> Given problem
Each record below should be output verbatim, without pictures.

start Material for the task

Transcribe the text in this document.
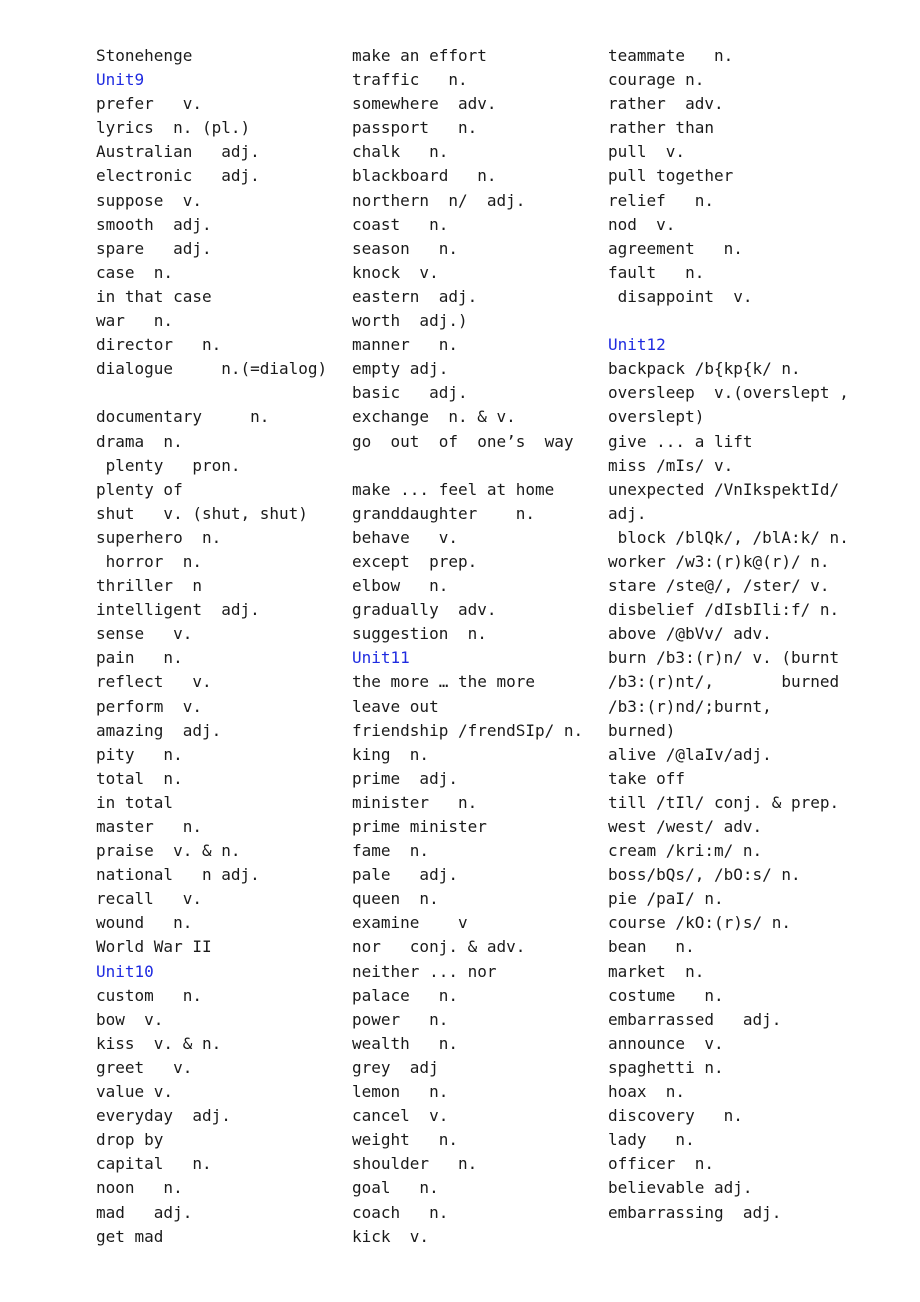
Stonehenge
Unit9
prefer   v.
lyrics  n. (pl.)
Australian   adj.
electronic   adj.
suppose  v.
smooth  adj.
spare   adj.
case  n.
in that case
war   n.
director   n.
dialogue     n.(=dialog)
documentary     n.
drama  n.
plenty   pron.
plenty of
shut   v. (shut, shut)
superhero  n.
horror  n.
thriller  n
intelligent  adj.
sense   v.
pain   n.
reflect   v.
perform  v.
amazing  adj.
pity   n.
total  n.
in total
master   n.
praise  v. & n.
national   n adj.
recall   v.
wound   n.
World War II
Unit10
custom   n.
bow  v.
kiss  v. & n.
greet   v.
value v.
everyday  adj.
drop by
capital   n.
noon   n.
mad   adj.
get mad
make an effort
traffic   n.
somewhere  adv.
passport   n.
chalk   n.
blackboard   n.
northern  n/  adj.
coast   n.
season   n.
knock  v.
eastern  adj.
worth  adj.)
manner   n.
empty adj.
basic   adj.
exchange  n. & v.
go  out  of  one’s  way
make ... feel at home
granddaughter    n.
behave   v.
except  prep.
elbow   n.
gradually  adv.
suggestion  n.
Unit11
the more … the more
leave out
friendship /frendSIp/ n.
king  n.
prime  adj.
minister   n.
prime minister
fame  n.
pale   adj.
queen  n.
examine    v
nor   conj. & adv.
neither ... nor
palace   n.
power   n.
wealth   n.
grey  adj
lemon   n.
cancel  v.
weight   n.
shoulder   n.
goal   n.
coach   n.
kick  v.
teammate   n.
courage n.
rather  adv.
rather than
pull  v.
pull together
relief   n.
nod  v.
agreement   n.
fault   n.
disappoint  v.
Unit12
backpack /b{kp{k/ n.
oversleep  v.(overslept ,
overslept)
give ... a lift
miss /mIs/ v.
unexpected /VnIkspektId/
adj.
block /blQk/, /blA:k/ n.
worker /w3:(r)k@(r)/ n.
stare /ste@/, /ster/ v.
disbelief /dIsbIli:f/ n.
above /@bVv/ adv.
burn /b3:(r)n/ v. (burnt
/b3:(r)nt/,       burned
/b3:(r)nd/;burnt,
burned)
alive /@laIv/adj.
take off
till /tIl/ conj. & prep.
west /west/ adv.
cream /kri:m/ n.
boss/bQs/, /bO:s/ n.
pie /paI/ n.
course /kO:(r)s/ n.
bean   n.
market  n.
costume   n.
embarrassed   adj.
announce  v.
spaghetti n.
hoax  n.
discovery   n.
lady   n.
officer  n.
believable adj.
embarrassing  adj.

end Material for the task

> Exercise result
Transcribe the text in this document.
Stonehenge
Unit9
prefer   v.
lyrics  n. (pl.)
Australian   adj.
electronic   adj.
suppose  v.
smooth  adj.
spare   adj.
case  n.
in that case
war   n.
director   n.
dialogue     n.(=dialog)
documentary     n.
drama  n.
plenty   pron.
plenty of
shut   v. (shut, shut)
superhero  n.
horror  n.
thriller  n
intelligent  adj.
sense   v.
pain   n.
reflect   v.
perform  v.
amazing  adj.
pity   n.
total  n.
in total
master   n.
praise  v. & n.
national   n adj.
recall   v.
wound   n.
World War II
Unit10
custom   n.
bow  v.
kiss  v. & n.
greet   v.
value v.
everyday  adj.
drop by
capital   n.
noon   n.
mad   adj.
get mad
make an effort
traffic   n.
somewhere  adv.
passport   n.
chalk   n.
blackboard   n.
northern  n/  adj.
coast   n.
season   n.
knock  v.
eastern  adj.
worth  adj.)
manner   n.
empty adj.
basic   adj.
exchange  n. & v.
go  out  of  one’s  way
make ... feel at home
granddaughter    n.
behave   v.
except  prep.
elbow   n.
gradually  adv.
suggestion  n.
Unit11
the more … the more
leave out
friendship /frendSIp/ n.
king  n.
prime  adj.
minister   n.
prime minister
fame  n.
pale   adj.
queen  n.
examine    v
nor   conj. & adv.
neither ... nor
palace   n.
power   n.
wealth   n.
grey  adj
lemon   n.
cancel  v.
weight   n.
shoulder   n.
goal   n.
coach   n.
kick  v.
teammate   n.
courage n.
rather  adv.
rather than
pull  v.
pull together
relief   n.
nod  v.
agreement   n.
fault   n.
disappoint  v.
Unit12
backpack /b{kp{k/ n.
oversleep  v.(overslept ,
overslept)
give ... a lift
miss /mIs/ v.
unexpected /VnIkspektId/
adj.
block /blQk/, /blA:k/ n.
worker /w3:(r)k@(r)/ n.
stare /ste@/, /ster/ v.
disbelief /dIsbIli:f/ n.
above /@bVv/ adv.
burn /b3:(r)n/ v. (burnt
/b3:(r)nt/,       burned
/b3:(r)nd/;burnt,
burned)
alive /@laIv/adj.
take off
till /tIl/ conj. & prep.
west /west/ adv.
cream /kri:m/ n.
boss/bQs/, /bO:s/ n.
pie /paI/ n.
course /kO:(r)s/ n.
bean   n.
market  n.
costume   n.
embarrassed   adj.
announce  v.
spaghetti n.
hoax  n.
discovery   n.
lady   n.
officer  n.
believable adj.
embarrassing  adj.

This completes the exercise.